INSTRUCTION
Skip the images and return the records below exactly.

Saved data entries
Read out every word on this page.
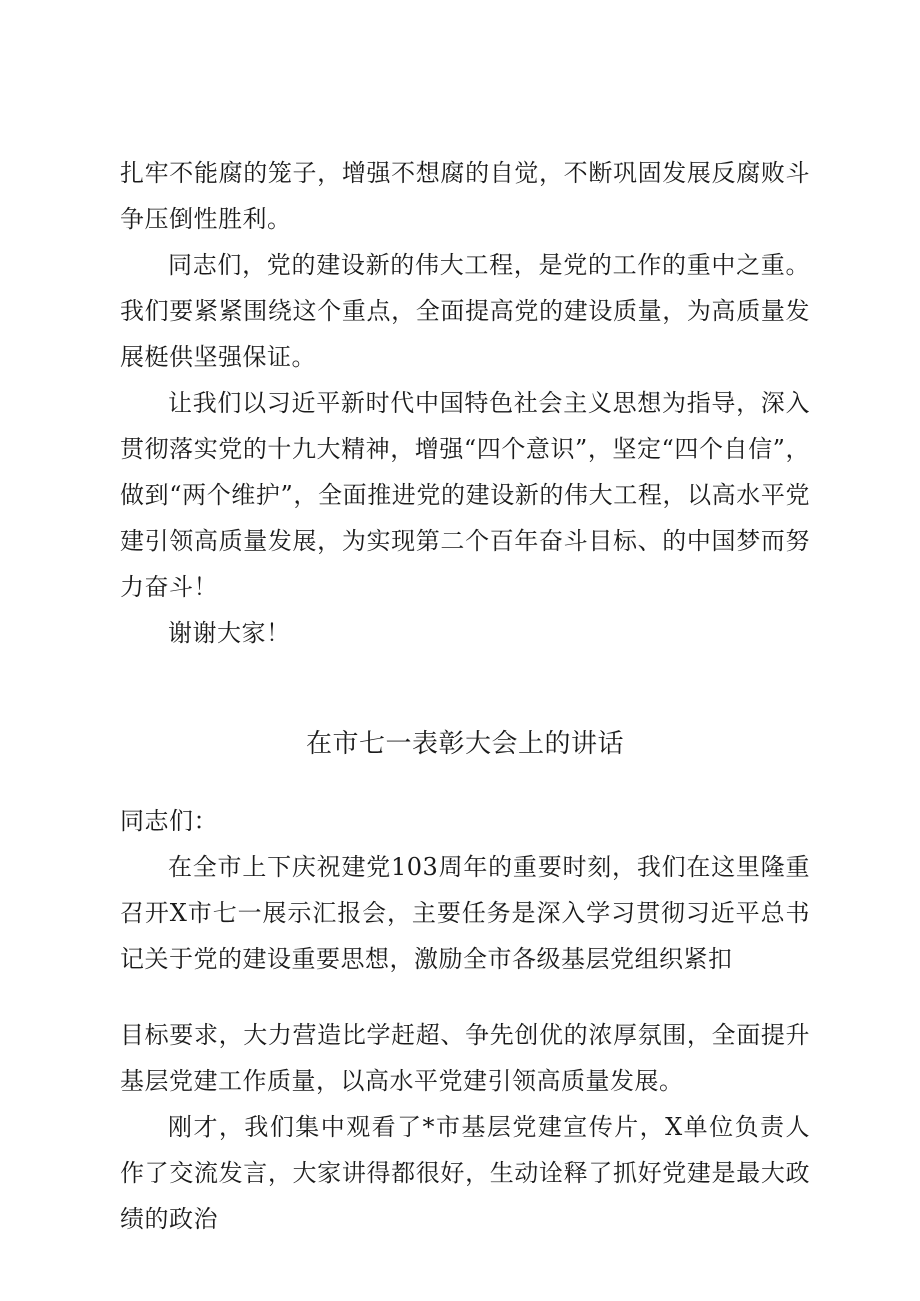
扎牢不能腐的笼子，增强不想腐的自觉，不断巩固发展反腐败斗争压倒性胜利。

同志们，党的建设新的伟大工程，是党的工作的重中之重。我们要紧紧围绕这个重点，全面提高党的建设质量，为高质量发展梃供坚强保证。

让我们以习近平新时代中国特色社会主义思想为指导，深入贯彻落实党的十九大精神，增强“四个意识”，坚定“四个自信”，做到“两个维护”，全面推进党的建设新的伟大工程，以高水平党建引领高质量发展，为实现第二个百年奋斗目标、的中国梦而努力奋斗！

谢谢大家！

在市七一表彰大会上的讲话

同志们：

在全市上下庆祝建党103周年的重要时刻，我们在这里隆重召开X市七一展示汇报会，主要任务是深入学习贯彻习近平总书记关于党的建设重要思想，激励全市各级基层党组织紧扣

目标要求，大力营造比学赶超、争先创优的浓厚氛围，全面提升基层党建工作质量，以高水平党建引领高质量发展。

刚才，我们集中观看了*市基层党建宣传片，X单位负责人作了交流发言，大家讲得都很好，生动诠释了抓好党建是最大政绩的政治
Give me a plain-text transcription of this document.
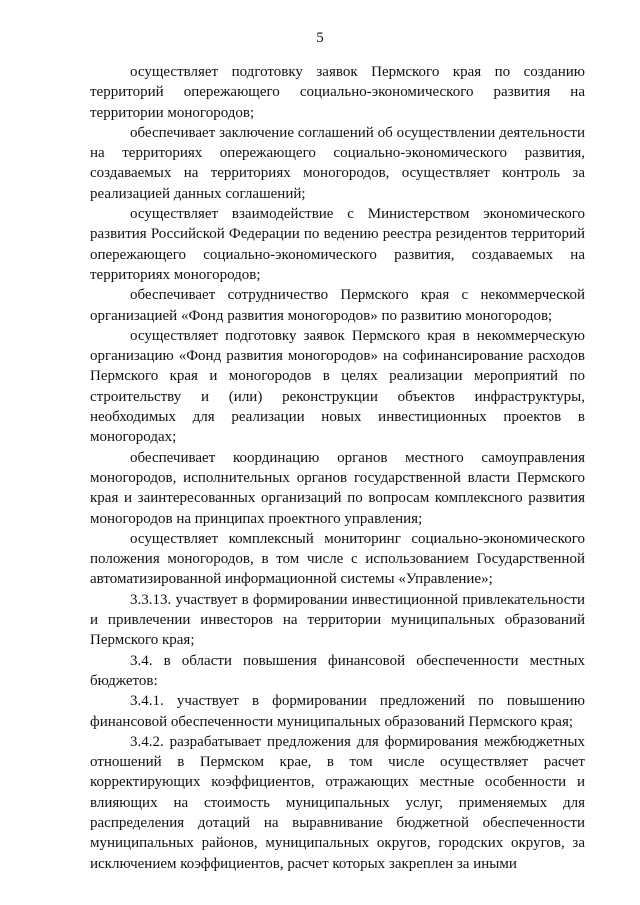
5

осуществляет подготовку заявок Пермского края по созданию территорий опережающего социально-экономического развития на территории моногородов;

обеспечивает заключение соглашений об осуществлении деятельности на территориях опережающего социально-экономического развития, создаваемых на территориях моногородов, осуществляет контроль за реализацией данных соглашений;

осуществляет взаимодействие с Министерством экономического развития Российской Федерации по ведению реестра резидентов территорий опережающего социально-экономического развития, создаваемых на территориях моногородов;

обеспечивает сотрудничество Пермского края с некоммерческой организацией «Фонд развития моногородов» по развитию моногородов;

осуществляет подготовку заявок Пермского края в некоммерческую организацию «Фонд развития моногородов» на софинансирование расходов Пермского края и моногородов в целях реализации мероприятий по строительству и (или) реконструкции объектов инфраструктуры, необходимых для реализации новых инвестиционных проектов в моногородах;

обеспечивает координацию органов местного самоуправления моногородов, исполнительных органов государственной власти Пермского края и заинтересованных организаций по вопросам комплексного развития моногородов на принципах проектного управления;

осуществляет комплексный мониторинг социально-экономического положения моногородов, в том числе с использованием Государственной автоматизированной информационной системы «Управление»;

3.3.13. участвует в формировании инвестиционной привлекательности и привлечении инвесторов на территории муниципальных образований Пермского края;

3.4. в области повышения финансовой обеспеченности местных бюджетов:

3.4.1. участвует в формировании предложений по повышению финансовой обеспеченности муниципальных образований Пермского края;

3.4.2. разрабатывает предложения для формирования межбюджетных отношений в Пермском крае, в том числе осуществляет расчет корректирующих коэффициентов, отражающих местные особенности и влияющих на стоимость муниципальных услуг, применяемых для распределения дотаций на выравнивание бюджетной обеспеченности муниципальных районов, муниципальных округов, городских округов, за исключением коэффициентов, расчет которых закреплен за иными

TASK OUTPUT
Read out every word on this page.
扎牢不能腐的笼子，增强不想腐的自觉，不断巩固发展反腐败斗争压倒性胜利。

同志们，党的建设新的伟大工程，是党的工作的重中之重。我们要紧紧围绕这个重点，全面提高党的建设质量，为高质量发展梃供坚强保证。

让我们以习近平新时代中国特色社会主义思想为指导，深入贯彻落实党的十九大精神，增强“四个意识”，坚定“四个自信”，做到“两个维护”，全面推进党的建设新的伟大工程，以高水平党建引领高质量发展，为实现第二个百年奋斗目标、的中国梦而努力奋斗！

谢谢大家！

在市七一表彰大会上的讲话

同志们：

在全市上下庆祝建党103周年的重要时刻，我们在这里隆重召开X市七一展示汇报会，主要任务是深入学习贯彻习近平总书记关于党的建设重要思想，激励全市各级基层党组织紧扣

目标要求，大力营造比学赶超、争先创优的浓厚氛围，全面提升基层党建工作质量，以高水平党建引领高质量发展。

刚才，我们集中观看了*市基层党建宣传片，X单位负责人作了交流发言，大家讲得都很好，生动诠释了抓好党建是最大政绩的政治
Give me a plain-text transcription of this document.
5

осуществляет подготовку заявок Пермского края по созданию территорий опережающего социально-экономического развития на территории моногородов;

обеспечивает заключение соглашений об осуществлении деятельности на территориях опережающего социально-экономического развития, создаваемых на территориях моногородов, осуществляет контроль за реализацией данных соглашений;

осуществляет взаимодействие с Министерством экономического развития Российской Федерации по ведению реестра резидентов территорий опережающего социально-экономического развития, создаваемых на территориях моногородов;

обеспечивает сотрудничество Пермского края с некоммерческой организацией «Фонд развития моногородов» по развитию моногородов;

осуществляет подготовку заявок Пермского края в некоммерческую организацию «Фонд развития моногородов» на софинансирование расходов Пермского края и моногородов в целях реализации мероприятий по строительству и (или) реконструкции объектов инфраструктуры, необходимых для реализации новых инвестиционных проектов в моногородах;

обеспечивает координацию органов местного самоуправления моногородов, исполнительных органов государственной власти Пермского края и заинтересованных организаций по вопросам комплексного развития моногородов на принципах проектного управления;

осуществляет комплексный мониторинг социально-экономического положения моногородов, в том числе с использованием Государственной автоматизированной информационной системы «Управление»;

3.3.13. участвует в формировании инвестиционной привлекательности и привлечении инвесторов на территории муниципальных образований Пермского края;

3.4. в области повышения финансовой обеспеченности местных бюджетов:

3.4.1. участвует в формировании предложений по повышению финансовой обеспеченности муниципальных образований Пермского края;

3.4.2. разрабатывает предложения для формирования межбюджетных отношений в Пермском крае, в том числе осуществляет расчет корректирующих коэффициентов, отражающих местные особенности и влияющих на стоимость муниципальных услуг, применяемых для распределения дотаций на выравнивание бюджетной обеспеченности муниципальных районов, муниципальных округов, городских округов, за исключением коэффициентов, расчет которых закреплен за иными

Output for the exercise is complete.